> _Text segment_:
※

Sometimes, I look at the next generation and I think, “oh boy, America is destined to hell…”

Then reality slaps me in the face. 

I use the YOLO excuse all the time. My sin seeps to every part of my being constantly. Sometimes, I sin so much I think the person next to me going up the elevator or passing me in the grocery store can see it on me like it is written across my forehead in big, black, bold sharpie. 

I think that this constant chain attached to my legs and my arms and my neck can never come free. 

Then I read the word ‘BUT’ in passages all across the New Testament. Ephesians 2, Titus 2, and so many more…

They all explain how I was dead in my sin, how sin entangles me, how death was once the definition of my future. They end the passage with the victory that Christ paid on the cross and his rising from the dead. He has power that I don’t have. Power to wipe away the shame and guilt that is written across my forehead for those in the elevator and in the grocery store to see. He had power to take the sin that destined me to hell and make me white as snow. I am forgiven. I have been freed to live a life no longer entangled by sin. To walk with Christ fully in awe of the sacrifice he gave to me. 

Because even when I was dead in my trespasses and sins, he has made me ALIVE. 

I have no power on my own to defeat sin and when I try, I continue to fail. But prayerfully, when I keep my eyes on Christ, I can continue to move farther and farther away from that sin and closer and closer to looking more like Christ.

※

> _Stated exercise 1_:
Can you present the rows in the stretch from "x-tick-label: 10 [454,368,467,380]" through "candlestick [516,255,521,270]" as a numbered list, leaving out blank lines?

※

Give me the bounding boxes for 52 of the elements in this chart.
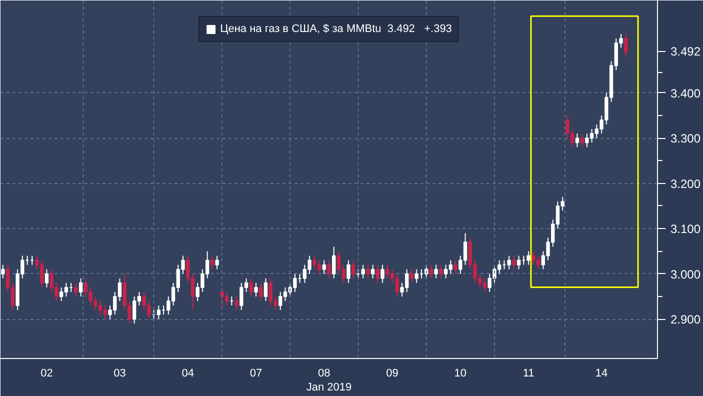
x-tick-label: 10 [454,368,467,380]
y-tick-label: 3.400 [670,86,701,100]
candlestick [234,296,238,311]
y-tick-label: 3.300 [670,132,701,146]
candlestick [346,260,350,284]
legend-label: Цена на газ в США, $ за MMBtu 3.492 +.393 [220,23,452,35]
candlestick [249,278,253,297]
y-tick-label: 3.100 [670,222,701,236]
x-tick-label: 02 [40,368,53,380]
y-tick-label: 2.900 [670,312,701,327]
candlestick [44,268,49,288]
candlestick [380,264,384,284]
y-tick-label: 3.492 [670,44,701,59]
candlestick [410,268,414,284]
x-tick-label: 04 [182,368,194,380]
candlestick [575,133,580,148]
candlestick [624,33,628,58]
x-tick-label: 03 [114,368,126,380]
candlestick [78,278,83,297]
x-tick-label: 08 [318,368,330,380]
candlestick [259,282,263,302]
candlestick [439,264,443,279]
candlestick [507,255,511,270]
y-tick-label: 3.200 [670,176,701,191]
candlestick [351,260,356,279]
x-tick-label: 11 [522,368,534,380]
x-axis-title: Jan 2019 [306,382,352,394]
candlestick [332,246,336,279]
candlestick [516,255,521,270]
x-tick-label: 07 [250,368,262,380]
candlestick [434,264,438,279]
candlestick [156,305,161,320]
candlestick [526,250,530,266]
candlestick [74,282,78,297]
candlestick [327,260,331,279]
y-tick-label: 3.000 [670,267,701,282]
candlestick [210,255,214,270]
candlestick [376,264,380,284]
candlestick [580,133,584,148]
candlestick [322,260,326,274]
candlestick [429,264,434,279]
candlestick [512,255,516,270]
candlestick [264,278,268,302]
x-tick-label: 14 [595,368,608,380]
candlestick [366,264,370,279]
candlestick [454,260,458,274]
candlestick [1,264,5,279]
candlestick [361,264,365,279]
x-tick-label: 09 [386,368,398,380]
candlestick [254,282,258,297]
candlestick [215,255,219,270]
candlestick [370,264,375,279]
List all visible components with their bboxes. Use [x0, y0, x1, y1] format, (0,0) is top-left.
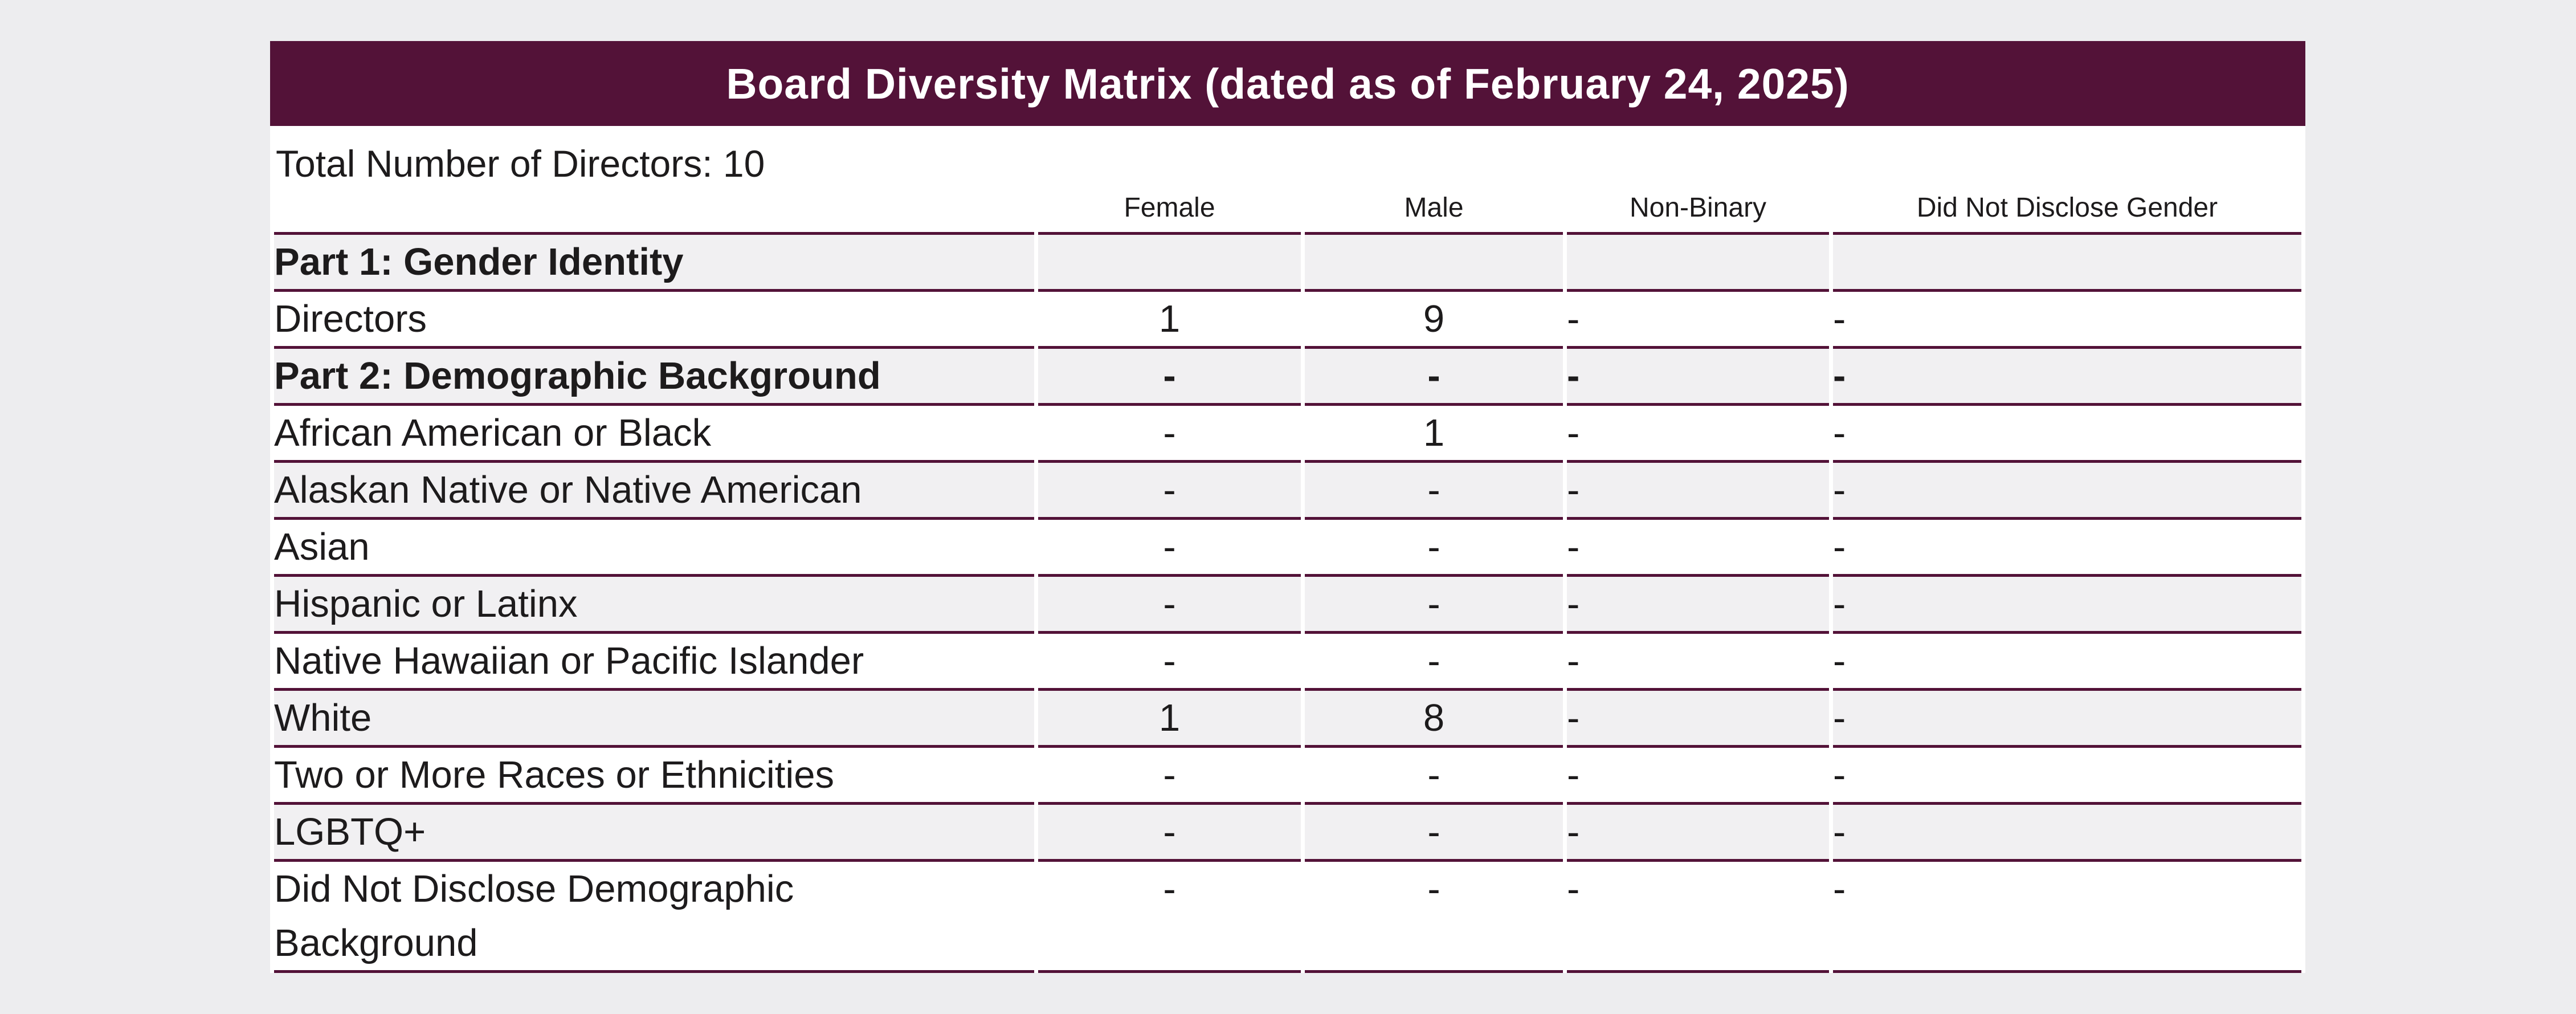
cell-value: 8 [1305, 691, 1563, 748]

※

> _Stated exercise 2_:
Can you retype the stretch of the reflection on sin and forgiveness from "I think that" through "made me ALIVE.", word for word?

> _Full answer 1_:
1. x-tick-label: 10 [454,368,467,380]
2. y-tick-label: 3.400 [670,86,701,100]
3. candlestick [234,296,238,311]
4. y-tick-label: 3.300 [670,132,701,146]
5. candlestick [346,260,350,284]
6. legend-label: Цена на газ в США, $ за MMBtu 3.492 +.393 [220,23,452,35]
7. candlestick [249,278,253,297]
8. y-tick-label: 3.100 [670,222,701,236]
9. x-tick-label: 02 [40,368,53,380]
10. y-tick-label: 2.900 [670,312,701,327]
11. candlestick [44,268,49,288]
12. candlestick [380,264,384,284]
13. y-tick-label: 3.492 [670,44,701,59]
14. candlestick [410,268,414,284]
15. x-tick-label: 04 [182,368,194,380]
16. candlestick [575,133,580,148]
17. candlestick [624,33,628,58]
18. x-tick-label: 03 [114,368,126,380]
19. candlestick [78,278,83,297]
20. x-tick-label: 08 [318,368,330,380]
21. candlestick [259,282,263,302]
22. candlestick [439,264,443,279]
23. candlestick [507,255,511,270]
24. y-tick-label: 3.200 [670,176,701,191]
25. candlestick [351,260,356,279]
26. x-tick-label: 11 [522,368,534,380]
27. x-axis-title: Jan 2019 [306,382,352,394]
28. candlestick [332,246,336,279]
29. candlestick [516,255,521,270]

> _Full answer 2_:
I think that this constant chain attached to my legs and my arms and my neck can never come free. 

Then I read the word ‘BUT’ in passages all across the New Testament. Ephesians 2, Titus 2, and so many more…

They all explain how I was dead in my sin, how sin entangles me, how death was once the definition of my future. They end the passage with the victory that Christ paid on the cross and his rising from the dead. He has power that I don’t have. Power to wipe away the shame and guilt that is written across my forehead for those in the elevator and in the grocery store to see. He had power to take the sin that destined me to hell and make me white as snow. I am forgiven. I have been freed to live a life no longer entangled by sin. To walk with Christ fully in awe of the sacrifice he gave to me. 

Because even when I was dead in my trespasses and sins, he has made me ALIVE.